• _Exercise requirements_
Copy the listing below word for word, leaving out the pictures.

• _Available records_
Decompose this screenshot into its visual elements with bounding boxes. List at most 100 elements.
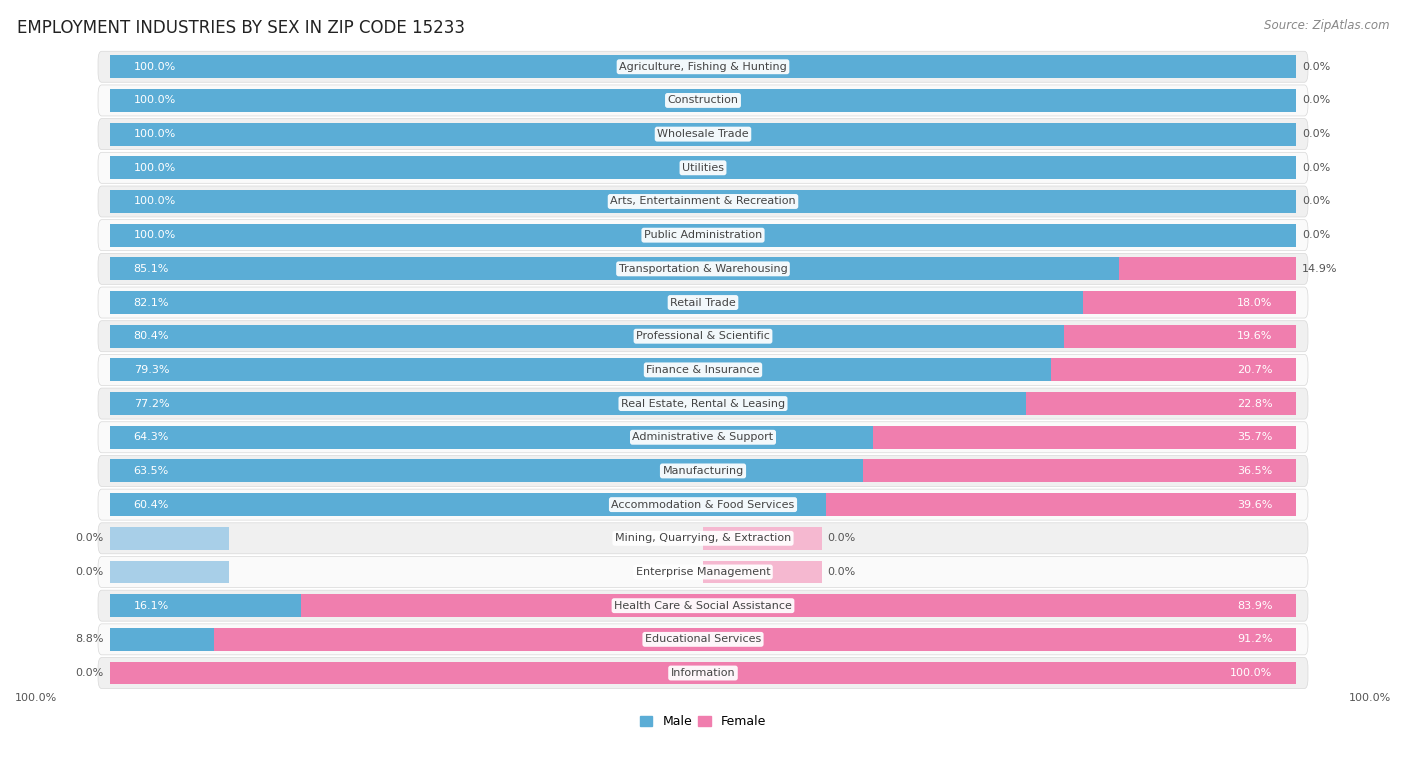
Text: 19.6%: 19.6% <box>1237 331 1272 341</box>
Text: 100.0%: 100.0% <box>134 62 176 71</box>
Bar <box>1025 392 1296 415</box>
Text: 100.0%: 100.0% <box>1230 668 1272 678</box>
FancyBboxPatch shape <box>98 152 1308 183</box>
FancyBboxPatch shape <box>98 220 1308 251</box>
Text: Arts, Entertainment & Recreation: Arts, Entertainment & Recreation <box>610 196 796 206</box>
Text: 100.0%: 100.0% <box>134 163 176 173</box>
Text: Manufacturing: Manufacturing <box>662 466 744 476</box>
Text: Enterprise Management: Enterprise Management <box>636 567 770 577</box>
Text: Real Estate, Rental & Leasing: Real Estate, Rental & Leasing <box>621 399 785 409</box>
Text: 0.0%: 0.0% <box>1302 95 1330 106</box>
Text: 83.9%: 83.9% <box>1237 601 1272 611</box>
Text: 0.0%: 0.0% <box>1302 196 1330 206</box>
Text: 0.0%: 0.0% <box>1302 163 1330 173</box>
Bar <box>214 628 1296 651</box>
Text: Health Care & Social Assistance: Health Care & Social Assistance <box>614 601 792 611</box>
Text: Educational Services: Educational Services <box>645 634 761 644</box>
Bar <box>110 662 1296 684</box>
Text: 0.0%: 0.0% <box>76 567 104 577</box>
FancyBboxPatch shape <box>98 422 1308 452</box>
Text: Transportation & Warehousing: Transportation & Warehousing <box>619 264 787 274</box>
Text: Utilities: Utilities <box>682 163 724 173</box>
Text: 39.6%: 39.6% <box>1237 500 1272 510</box>
Text: 14.9%: 14.9% <box>1302 264 1337 274</box>
Text: 0.0%: 0.0% <box>1302 129 1330 139</box>
FancyBboxPatch shape <box>98 51 1308 82</box>
Bar <box>1063 325 1296 348</box>
Text: Professional & Scientific: Professional & Scientific <box>636 331 770 341</box>
Text: 77.2%: 77.2% <box>134 399 169 409</box>
Text: Information: Information <box>671 668 735 678</box>
Text: 0.0%: 0.0% <box>828 567 856 577</box>
FancyBboxPatch shape <box>98 556 1308 587</box>
Text: 0.0%: 0.0% <box>1302 62 1330 71</box>
Text: Construction: Construction <box>668 95 738 106</box>
Text: 80.4%: 80.4% <box>134 331 169 341</box>
Bar <box>827 494 1296 516</box>
FancyBboxPatch shape <box>98 489 1308 520</box>
Text: 79.3%: 79.3% <box>134 365 169 375</box>
Text: Retail Trade: Retail Trade <box>671 297 735 307</box>
Text: 35.7%: 35.7% <box>1237 432 1272 442</box>
FancyBboxPatch shape <box>98 85 1308 116</box>
Text: 0.0%: 0.0% <box>76 668 104 678</box>
Text: Wholesale Trade: Wholesale Trade <box>657 129 749 139</box>
Bar <box>110 89 1296 112</box>
FancyBboxPatch shape <box>98 523 1308 554</box>
Text: Source: ZipAtlas.com: Source: ZipAtlas.com <box>1264 19 1389 33</box>
Text: 36.5%: 36.5% <box>1237 466 1272 476</box>
Bar <box>110 560 229 584</box>
Bar <box>110 359 1050 381</box>
FancyBboxPatch shape <box>98 320 1308 352</box>
Text: 82.1%: 82.1% <box>134 297 169 307</box>
FancyBboxPatch shape <box>98 591 1308 621</box>
Text: Agriculture, Fishing & Hunting: Agriculture, Fishing & Hunting <box>619 62 787 71</box>
Text: 0.0%: 0.0% <box>1302 230 1330 240</box>
Bar <box>110 459 863 483</box>
Text: 100.0%: 100.0% <box>134 196 176 206</box>
FancyBboxPatch shape <box>98 388 1308 419</box>
Text: 18.0%: 18.0% <box>1237 297 1272 307</box>
Bar <box>1050 359 1296 381</box>
Text: Accommodation & Food Services: Accommodation & Food Services <box>612 500 794 510</box>
Text: 85.1%: 85.1% <box>134 264 169 274</box>
Bar <box>873 426 1296 449</box>
FancyBboxPatch shape <box>98 624 1308 655</box>
FancyBboxPatch shape <box>98 657 1308 688</box>
FancyBboxPatch shape <box>98 287 1308 318</box>
Text: 0.0%: 0.0% <box>828 533 856 543</box>
Bar <box>110 258 1119 280</box>
Bar <box>703 560 821 584</box>
Text: 60.4%: 60.4% <box>134 500 169 510</box>
Bar <box>110 527 229 549</box>
Text: 100.0%: 100.0% <box>1348 693 1391 703</box>
Text: 20.7%: 20.7% <box>1237 365 1272 375</box>
Bar <box>301 594 1296 617</box>
Text: 100.0%: 100.0% <box>134 230 176 240</box>
Text: 8.8%: 8.8% <box>76 634 104 644</box>
Bar <box>863 459 1296 483</box>
FancyBboxPatch shape <box>98 355 1308 386</box>
Bar <box>110 123 1296 146</box>
FancyBboxPatch shape <box>98 253 1308 284</box>
Text: 0.0%: 0.0% <box>76 533 104 543</box>
Text: Public Administration: Public Administration <box>644 230 762 240</box>
Bar <box>110 392 1025 415</box>
Text: Administrative & Support: Administrative & Support <box>633 432 773 442</box>
Legend: Male, Female: Male, Female <box>636 710 770 733</box>
Text: 100.0%: 100.0% <box>15 693 58 703</box>
Text: 63.5%: 63.5% <box>134 466 169 476</box>
Text: 22.8%: 22.8% <box>1237 399 1272 409</box>
Bar <box>110 594 301 617</box>
Bar <box>110 55 1296 78</box>
Bar <box>110 494 827 516</box>
Bar <box>110 291 1084 314</box>
Bar <box>110 426 873 449</box>
Bar <box>110 223 1296 247</box>
Bar <box>1119 258 1296 280</box>
Text: 100.0%: 100.0% <box>134 95 176 106</box>
Bar <box>703 527 821 549</box>
Text: 64.3%: 64.3% <box>134 432 169 442</box>
FancyBboxPatch shape <box>98 456 1308 487</box>
Bar <box>110 325 1063 348</box>
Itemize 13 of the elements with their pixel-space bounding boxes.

• _Task output_
Decompose this screenshot into its visual elements with bounding boxes. List at most 100 elements.
Text: 19.6%: 19.6% <box>1237 331 1272 341</box>
Text: 100.0%: 100.0% <box>134 62 176 71</box>
Bar <box>1025 392 1296 415</box>
Text: 100.0%: 100.0% <box>1230 668 1272 678</box>
FancyBboxPatch shape <box>98 152 1308 183</box>
FancyBboxPatch shape <box>98 220 1308 251</box>
Text: Arts, Entertainment & Recreation: Arts, Entertainment & Recreation <box>610 196 796 206</box>
Text: 100.0%: 100.0% <box>134 163 176 173</box>
Text: Manufacturing: Manufacturing <box>662 466 744 476</box>
Text: Enterprise Management: Enterprise Management <box>636 567 770 577</box>
Text: Real Estate, Rental & Leasing: Real Estate, Rental & Leasing <box>621 399 785 409</box>
Text: 0.0%: 0.0% <box>1302 95 1330 106</box>
Text: 83.9%: 83.9% <box>1237 601 1272 611</box>
Text: 0.0%: 0.0% <box>1302 196 1330 206</box>
Text: 0.0%: 0.0% <box>1302 163 1330 173</box>
Bar <box>214 628 1296 651</box>
Text: Health Care & Social Assistance: Health Care & Social Assistance <box>614 601 792 611</box>
Text: Educational Services: Educational Services <box>645 634 761 644</box>
Bar <box>110 662 1296 684</box>
Text: 0.0%: 0.0% <box>76 567 104 577</box>
FancyBboxPatch shape <box>98 422 1308 452</box>
Text: Transportation & Warehousing: Transportation & Warehousing <box>619 264 787 274</box>
Text: Utilities: Utilities <box>682 163 724 173</box>
Text: 39.6%: 39.6% <box>1237 500 1272 510</box>
Text: 14.9%: 14.9% <box>1302 264 1337 274</box>
Text: 0.0%: 0.0% <box>1302 129 1330 139</box>
FancyBboxPatch shape <box>98 51 1308 82</box>
Bar <box>1063 325 1296 348</box>
Text: Professional & Scientific: Professional & Scientific <box>636 331 770 341</box>
Text: 77.2%: 77.2% <box>134 399 169 409</box>
Text: Information: Information <box>671 668 735 678</box>
Text: 0.0%: 0.0% <box>828 567 856 577</box>
FancyBboxPatch shape <box>98 556 1308 587</box>
Text: 0.0%: 0.0% <box>1302 62 1330 71</box>
Text: Construction: Construction <box>668 95 738 106</box>
Text: 80.4%: 80.4% <box>134 331 169 341</box>
Bar <box>827 494 1296 516</box>
FancyBboxPatch shape <box>98 489 1308 520</box>
Text: 79.3%: 79.3% <box>134 365 169 375</box>
Text: Retail Trade: Retail Trade <box>671 297 735 307</box>
Text: 35.7%: 35.7% <box>1237 432 1272 442</box>
FancyBboxPatch shape <box>98 85 1308 116</box>
Text: 0.0%: 0.0% <box>76 668 104 678</box>
Text: Wholesale Trade: Wholesale Trade <box>657 129 749 139</box>
Bar <box>110 89 1296 112</box>
FancyBboxPatch shape <box>98 523 1308 554</box>
Text: Source: ZipAtlas.com: Source: ZipAtlas.com <box>1264 19 1389 33</box>
Text: 36.5%: 36.5% <box>1237 466 1272 476</box>
Bar <box>110 560 229 584</box>
Bar <box>110 359 1050 381</box>
FancyBboxPatch shape <box>98 320 1308 352</box>
Text: 82.1%: 82.1% <box>134 297 169 307</box>
FancyBboxPatch shape <box>98 591 1308 621</box>
Text: Agriculture, Fishing & Hunting: Agriculture, Fishing & Hunting <box>619 62 787 71</box>
Text: 0.0%: 0.0% <box>1302 230 1330 240</box>
Bar <box>110 459 863 483</box>
Text: 100.0%: 100.0% <box>134 196 176 206</box>
FancyBboxPatch shape <box>98 388 1308 419</box>
Text: 18.0%: 18.0% <box>1237 297 1272 307</box>
Bar <box>1050 359 1296 381</box>
Text: Accommodation & Food Services: Accommodation & Food Services <box>612 500 794 510</box>
Text: 85.1%: 85.1% <box>134 264 169 274</box>
Bar <box>873 426 1296 449</box>
FancyBboxPatch shape <box>98 624 1308 655</box>
FancyBboxPatch shape <box>98 657 1308 688</box>
FancyBboxPatch shape <box>98 287 1308 318</box>
Text: 0.0%: 0.0% <box>828 533 856 543</box>
Bar <box>110 258 1119 280</box>
Bar <box>703 560 821 584</box>
Text: 60.4%: 60.4% <box>134 500 169 510</box>
Bar <box>110 527 229 549</box>
Text: 100.0%: 100.0% <box>1348 693 1391 703</box>
Text: 20.7%: 20.7% <box>1237 365 1272 375</box>
Bar <box>301 594 1296 617</box>
Text: 100.0%: 100.0% <box>134 230 176 240</box>
Text: 8.8%: 8.8% <box>76 634 104 644</box>
Bar <box>863 459 1296 483</box>
FancyBboxPatch shape <box>98 355 1308 386</box>
Bar <box>110 123 1296 146</box>
FancyBboxPatch shape <box>98 253 1308 284</box>
Text: 0.0%: 0.0% <box>76 533 104 543</box>
Text: Public Administration: Public Administration <box>644 230 762 240</box>
Bar <box>110 392 1025 415</box>
Text: Administrative & Support: Administrative & Support <box>633 432 773 442</box>
Legend: Male, Female: Male, Female <box>636 710 770 733</box>
Text: 100.0%: 100.0% <box>15 693 58 703</box>
Text: 63.5%: 63.5% <box>134 466 169 476</box>
Text: 22.8%: 22.8% <box>1237 399 1272 409</box>
Bar <box>110 594 301 617</box>
Bar <box>110 55 1296 78</box>
Bar <box>110 494 827 516</box>
Bar <box>110 291 1084 314</box>
Bar <box>110 426 873 449</box>
Bar <box>110 223 1296 247</box>
Bar <box>1119 258 1296 280</box>
Text: 100.0%: 100.0% <box>134 95 176 106</box>
Bar <box>703 527 821 549</box>
Text: 64.3%: 64.3% <box>134 432 169 442</box>
FancyBboxPatch shape <box>98 456 1308 487</box>
Bar <box>110 325 1063 348</box>
Itemize 13 of the elements with their pixel-space bounding boxes.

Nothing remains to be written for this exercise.